Stated goal: In the listing below, pick out lines with "check".

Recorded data
--- START ---

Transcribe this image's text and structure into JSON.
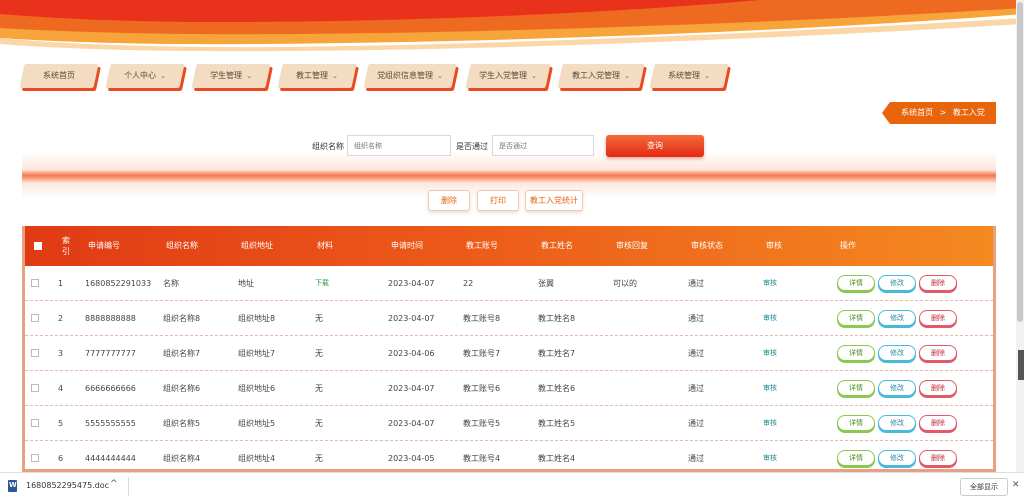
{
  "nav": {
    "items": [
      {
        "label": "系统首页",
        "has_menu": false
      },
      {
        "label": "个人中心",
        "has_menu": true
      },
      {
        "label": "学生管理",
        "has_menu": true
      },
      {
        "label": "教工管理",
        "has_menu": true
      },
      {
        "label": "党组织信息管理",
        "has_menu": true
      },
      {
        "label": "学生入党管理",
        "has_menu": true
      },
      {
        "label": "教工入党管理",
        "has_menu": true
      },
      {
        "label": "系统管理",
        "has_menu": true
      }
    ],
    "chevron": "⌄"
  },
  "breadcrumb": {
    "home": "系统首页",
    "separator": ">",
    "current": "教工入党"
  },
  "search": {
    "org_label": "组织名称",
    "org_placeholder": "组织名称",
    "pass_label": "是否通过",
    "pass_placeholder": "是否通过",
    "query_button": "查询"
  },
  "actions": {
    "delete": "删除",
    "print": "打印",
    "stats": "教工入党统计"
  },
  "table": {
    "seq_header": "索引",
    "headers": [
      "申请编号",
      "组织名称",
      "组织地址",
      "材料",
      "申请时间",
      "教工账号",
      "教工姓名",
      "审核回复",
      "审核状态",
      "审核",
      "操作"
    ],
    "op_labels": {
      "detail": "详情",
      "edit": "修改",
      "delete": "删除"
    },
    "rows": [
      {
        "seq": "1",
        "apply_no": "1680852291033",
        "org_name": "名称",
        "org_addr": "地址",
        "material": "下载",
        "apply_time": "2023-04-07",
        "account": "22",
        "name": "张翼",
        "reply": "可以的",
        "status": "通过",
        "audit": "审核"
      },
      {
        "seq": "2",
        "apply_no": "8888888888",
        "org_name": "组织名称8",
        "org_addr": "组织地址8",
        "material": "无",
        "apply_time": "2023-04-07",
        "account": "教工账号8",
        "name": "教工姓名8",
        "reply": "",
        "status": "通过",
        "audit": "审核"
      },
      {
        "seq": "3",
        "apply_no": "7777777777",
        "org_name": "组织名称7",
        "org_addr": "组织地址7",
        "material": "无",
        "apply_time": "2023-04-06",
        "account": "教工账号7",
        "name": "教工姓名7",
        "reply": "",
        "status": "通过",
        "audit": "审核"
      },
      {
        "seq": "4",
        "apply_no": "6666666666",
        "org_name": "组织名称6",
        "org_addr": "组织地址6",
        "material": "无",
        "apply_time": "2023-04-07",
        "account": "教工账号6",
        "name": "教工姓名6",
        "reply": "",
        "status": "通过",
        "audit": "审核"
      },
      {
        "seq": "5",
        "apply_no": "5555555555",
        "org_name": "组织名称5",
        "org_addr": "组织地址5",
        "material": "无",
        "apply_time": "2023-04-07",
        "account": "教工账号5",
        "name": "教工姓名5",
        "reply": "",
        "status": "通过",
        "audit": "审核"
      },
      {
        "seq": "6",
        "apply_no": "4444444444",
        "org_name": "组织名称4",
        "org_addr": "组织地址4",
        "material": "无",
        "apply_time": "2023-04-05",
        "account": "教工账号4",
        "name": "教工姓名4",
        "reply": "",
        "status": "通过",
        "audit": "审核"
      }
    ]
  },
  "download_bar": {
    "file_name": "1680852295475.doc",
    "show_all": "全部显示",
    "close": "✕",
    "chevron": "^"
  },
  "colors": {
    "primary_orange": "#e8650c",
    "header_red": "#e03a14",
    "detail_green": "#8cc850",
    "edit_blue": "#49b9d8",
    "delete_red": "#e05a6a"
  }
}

--- END ---
--- START ---

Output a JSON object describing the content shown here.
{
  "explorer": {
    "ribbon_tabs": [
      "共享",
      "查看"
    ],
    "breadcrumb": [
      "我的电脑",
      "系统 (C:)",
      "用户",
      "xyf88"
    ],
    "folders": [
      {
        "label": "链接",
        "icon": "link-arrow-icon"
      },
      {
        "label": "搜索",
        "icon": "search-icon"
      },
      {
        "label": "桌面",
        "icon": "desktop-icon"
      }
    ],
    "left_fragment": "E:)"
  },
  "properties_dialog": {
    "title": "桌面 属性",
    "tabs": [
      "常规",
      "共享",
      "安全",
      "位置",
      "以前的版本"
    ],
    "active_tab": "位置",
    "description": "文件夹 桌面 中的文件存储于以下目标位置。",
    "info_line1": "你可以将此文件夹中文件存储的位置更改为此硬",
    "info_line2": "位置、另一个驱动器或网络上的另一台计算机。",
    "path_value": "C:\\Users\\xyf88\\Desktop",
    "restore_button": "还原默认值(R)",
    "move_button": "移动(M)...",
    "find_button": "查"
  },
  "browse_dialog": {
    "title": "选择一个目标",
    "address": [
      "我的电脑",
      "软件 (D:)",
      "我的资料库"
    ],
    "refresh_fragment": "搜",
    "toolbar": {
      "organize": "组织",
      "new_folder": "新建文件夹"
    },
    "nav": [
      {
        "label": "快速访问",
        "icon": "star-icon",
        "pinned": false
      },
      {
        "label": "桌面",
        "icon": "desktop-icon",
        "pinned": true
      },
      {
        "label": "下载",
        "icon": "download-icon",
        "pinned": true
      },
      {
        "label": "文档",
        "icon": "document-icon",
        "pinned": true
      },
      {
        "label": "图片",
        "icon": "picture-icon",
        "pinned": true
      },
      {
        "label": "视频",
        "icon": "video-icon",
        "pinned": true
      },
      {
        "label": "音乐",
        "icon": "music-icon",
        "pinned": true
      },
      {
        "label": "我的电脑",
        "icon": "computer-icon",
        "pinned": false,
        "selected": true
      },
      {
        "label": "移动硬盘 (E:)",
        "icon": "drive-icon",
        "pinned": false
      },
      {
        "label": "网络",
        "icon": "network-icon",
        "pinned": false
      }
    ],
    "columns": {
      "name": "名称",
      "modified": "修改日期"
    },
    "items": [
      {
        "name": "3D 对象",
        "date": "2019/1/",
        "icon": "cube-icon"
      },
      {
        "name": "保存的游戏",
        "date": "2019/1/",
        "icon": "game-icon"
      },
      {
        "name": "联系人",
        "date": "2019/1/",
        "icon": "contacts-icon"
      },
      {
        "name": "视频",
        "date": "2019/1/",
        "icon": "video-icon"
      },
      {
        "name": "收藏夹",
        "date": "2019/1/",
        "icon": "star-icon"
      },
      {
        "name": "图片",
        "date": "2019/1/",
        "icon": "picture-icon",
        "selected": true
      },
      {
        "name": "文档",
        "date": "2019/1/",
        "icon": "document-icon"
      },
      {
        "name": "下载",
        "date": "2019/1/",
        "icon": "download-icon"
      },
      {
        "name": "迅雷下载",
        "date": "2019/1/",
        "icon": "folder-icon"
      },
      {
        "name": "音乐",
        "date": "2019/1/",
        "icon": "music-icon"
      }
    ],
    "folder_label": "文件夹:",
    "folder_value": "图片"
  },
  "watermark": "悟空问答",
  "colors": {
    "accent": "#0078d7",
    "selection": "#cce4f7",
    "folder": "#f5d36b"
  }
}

--- END ---
--- START ---

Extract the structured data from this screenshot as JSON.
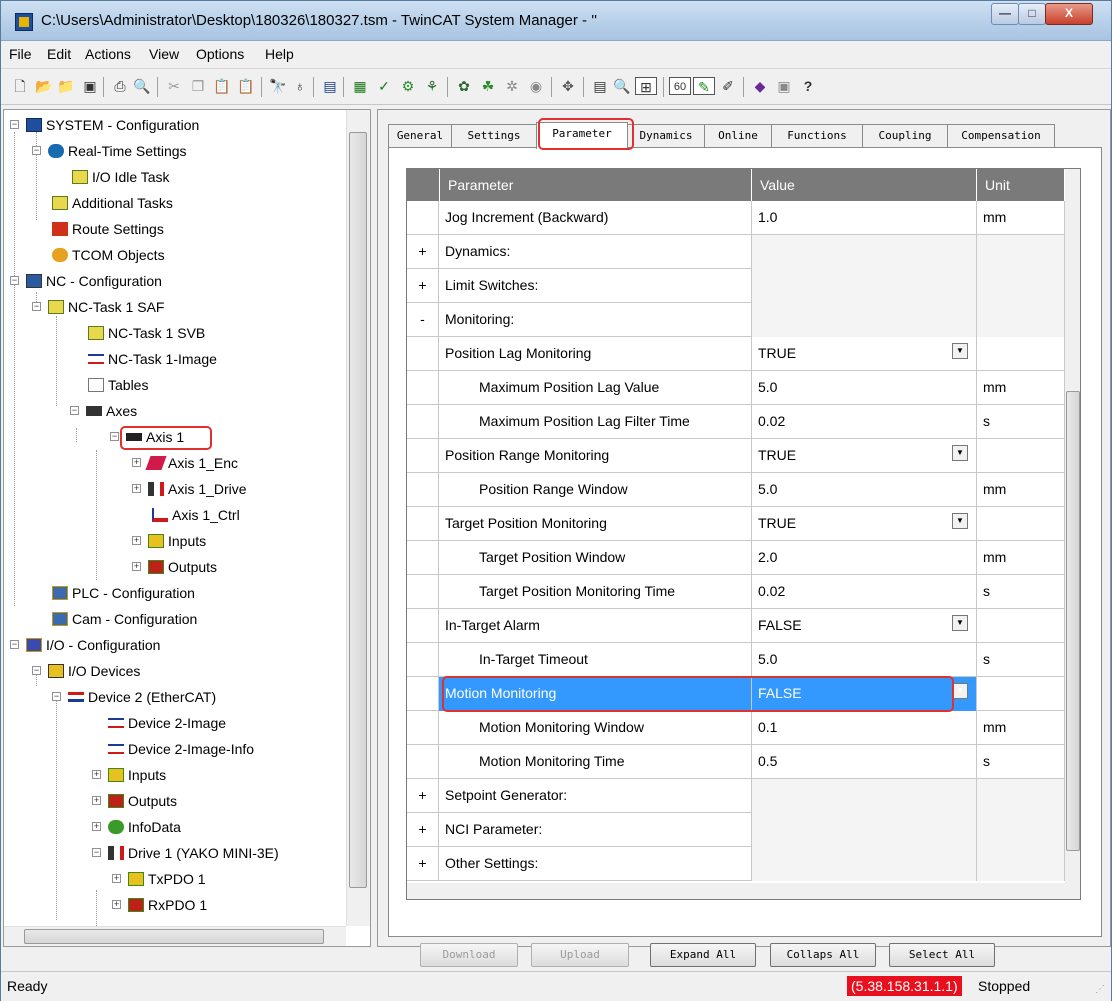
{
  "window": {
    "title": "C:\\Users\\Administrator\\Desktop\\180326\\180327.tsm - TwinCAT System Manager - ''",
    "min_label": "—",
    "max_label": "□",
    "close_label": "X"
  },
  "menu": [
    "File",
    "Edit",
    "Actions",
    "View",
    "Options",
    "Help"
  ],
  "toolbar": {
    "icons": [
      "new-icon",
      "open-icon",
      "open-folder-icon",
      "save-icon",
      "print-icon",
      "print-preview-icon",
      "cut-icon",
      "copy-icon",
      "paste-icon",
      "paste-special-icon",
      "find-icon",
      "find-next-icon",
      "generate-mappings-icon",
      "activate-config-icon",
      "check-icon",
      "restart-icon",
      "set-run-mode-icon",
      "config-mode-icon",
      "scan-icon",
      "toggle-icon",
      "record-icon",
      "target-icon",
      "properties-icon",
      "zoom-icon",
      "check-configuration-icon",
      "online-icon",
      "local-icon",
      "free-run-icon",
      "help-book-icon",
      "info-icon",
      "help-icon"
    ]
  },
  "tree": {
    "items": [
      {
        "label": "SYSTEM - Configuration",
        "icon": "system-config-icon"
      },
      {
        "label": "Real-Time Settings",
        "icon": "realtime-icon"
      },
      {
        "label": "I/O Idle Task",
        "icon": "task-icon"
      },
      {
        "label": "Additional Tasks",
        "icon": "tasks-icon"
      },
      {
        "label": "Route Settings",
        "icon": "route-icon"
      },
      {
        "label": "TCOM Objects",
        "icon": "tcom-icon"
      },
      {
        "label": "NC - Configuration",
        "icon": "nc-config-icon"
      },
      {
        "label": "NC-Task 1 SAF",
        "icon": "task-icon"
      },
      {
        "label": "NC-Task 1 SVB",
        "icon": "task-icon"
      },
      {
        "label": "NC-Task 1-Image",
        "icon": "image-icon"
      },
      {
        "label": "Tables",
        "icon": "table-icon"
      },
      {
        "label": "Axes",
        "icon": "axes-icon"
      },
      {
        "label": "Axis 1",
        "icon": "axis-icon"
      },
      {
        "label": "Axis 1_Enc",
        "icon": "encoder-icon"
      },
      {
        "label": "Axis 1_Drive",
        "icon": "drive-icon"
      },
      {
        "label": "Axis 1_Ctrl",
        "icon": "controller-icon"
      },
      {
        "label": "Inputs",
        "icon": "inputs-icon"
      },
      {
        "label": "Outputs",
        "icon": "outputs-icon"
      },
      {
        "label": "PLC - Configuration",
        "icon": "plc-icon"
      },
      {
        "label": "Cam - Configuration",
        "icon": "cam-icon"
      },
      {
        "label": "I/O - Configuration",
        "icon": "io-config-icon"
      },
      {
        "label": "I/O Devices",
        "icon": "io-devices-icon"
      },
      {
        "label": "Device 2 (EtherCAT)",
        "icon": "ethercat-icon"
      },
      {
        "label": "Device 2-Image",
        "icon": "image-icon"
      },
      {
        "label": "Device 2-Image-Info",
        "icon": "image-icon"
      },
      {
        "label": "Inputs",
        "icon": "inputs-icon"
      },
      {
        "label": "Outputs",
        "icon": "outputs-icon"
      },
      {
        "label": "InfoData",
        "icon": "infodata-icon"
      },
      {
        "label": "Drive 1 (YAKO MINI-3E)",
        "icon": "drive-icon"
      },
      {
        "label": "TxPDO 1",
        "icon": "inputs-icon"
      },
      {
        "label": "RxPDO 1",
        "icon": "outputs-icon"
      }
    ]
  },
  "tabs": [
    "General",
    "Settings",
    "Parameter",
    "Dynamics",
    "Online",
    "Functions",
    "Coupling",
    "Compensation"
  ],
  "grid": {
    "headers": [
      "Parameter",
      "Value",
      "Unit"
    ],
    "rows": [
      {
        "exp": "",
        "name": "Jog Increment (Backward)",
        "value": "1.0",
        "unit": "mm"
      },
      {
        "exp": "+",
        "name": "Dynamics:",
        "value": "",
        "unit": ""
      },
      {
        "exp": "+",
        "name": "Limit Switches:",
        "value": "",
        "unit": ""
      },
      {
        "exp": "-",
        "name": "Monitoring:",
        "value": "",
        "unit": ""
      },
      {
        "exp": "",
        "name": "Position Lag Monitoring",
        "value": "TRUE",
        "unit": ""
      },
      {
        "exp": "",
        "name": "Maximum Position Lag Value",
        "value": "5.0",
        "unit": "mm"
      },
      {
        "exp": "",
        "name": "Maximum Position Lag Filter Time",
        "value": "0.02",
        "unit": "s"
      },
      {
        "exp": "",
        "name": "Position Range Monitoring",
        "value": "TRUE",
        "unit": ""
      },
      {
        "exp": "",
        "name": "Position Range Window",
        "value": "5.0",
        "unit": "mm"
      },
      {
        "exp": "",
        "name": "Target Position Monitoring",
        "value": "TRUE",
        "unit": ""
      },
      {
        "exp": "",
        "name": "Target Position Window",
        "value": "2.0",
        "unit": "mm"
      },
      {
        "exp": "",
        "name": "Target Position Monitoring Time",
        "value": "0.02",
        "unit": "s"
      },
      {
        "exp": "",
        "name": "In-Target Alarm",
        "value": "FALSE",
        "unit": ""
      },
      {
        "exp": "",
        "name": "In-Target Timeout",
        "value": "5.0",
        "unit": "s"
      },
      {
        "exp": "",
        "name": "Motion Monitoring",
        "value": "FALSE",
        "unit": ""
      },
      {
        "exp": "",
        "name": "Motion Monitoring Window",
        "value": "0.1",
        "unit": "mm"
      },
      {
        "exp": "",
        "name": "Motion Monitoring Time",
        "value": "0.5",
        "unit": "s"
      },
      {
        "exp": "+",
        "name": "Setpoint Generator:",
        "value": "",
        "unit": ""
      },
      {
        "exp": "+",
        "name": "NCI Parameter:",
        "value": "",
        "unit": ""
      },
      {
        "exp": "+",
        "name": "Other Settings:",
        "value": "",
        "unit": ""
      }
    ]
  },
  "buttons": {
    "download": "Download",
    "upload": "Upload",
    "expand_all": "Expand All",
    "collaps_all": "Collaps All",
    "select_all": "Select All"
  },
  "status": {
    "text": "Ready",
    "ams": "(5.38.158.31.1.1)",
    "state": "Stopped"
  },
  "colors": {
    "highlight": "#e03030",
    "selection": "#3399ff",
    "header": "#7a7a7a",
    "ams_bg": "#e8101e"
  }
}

--- END ---

Answer to the task:
      "check-icon",
      "check-configuration-icon",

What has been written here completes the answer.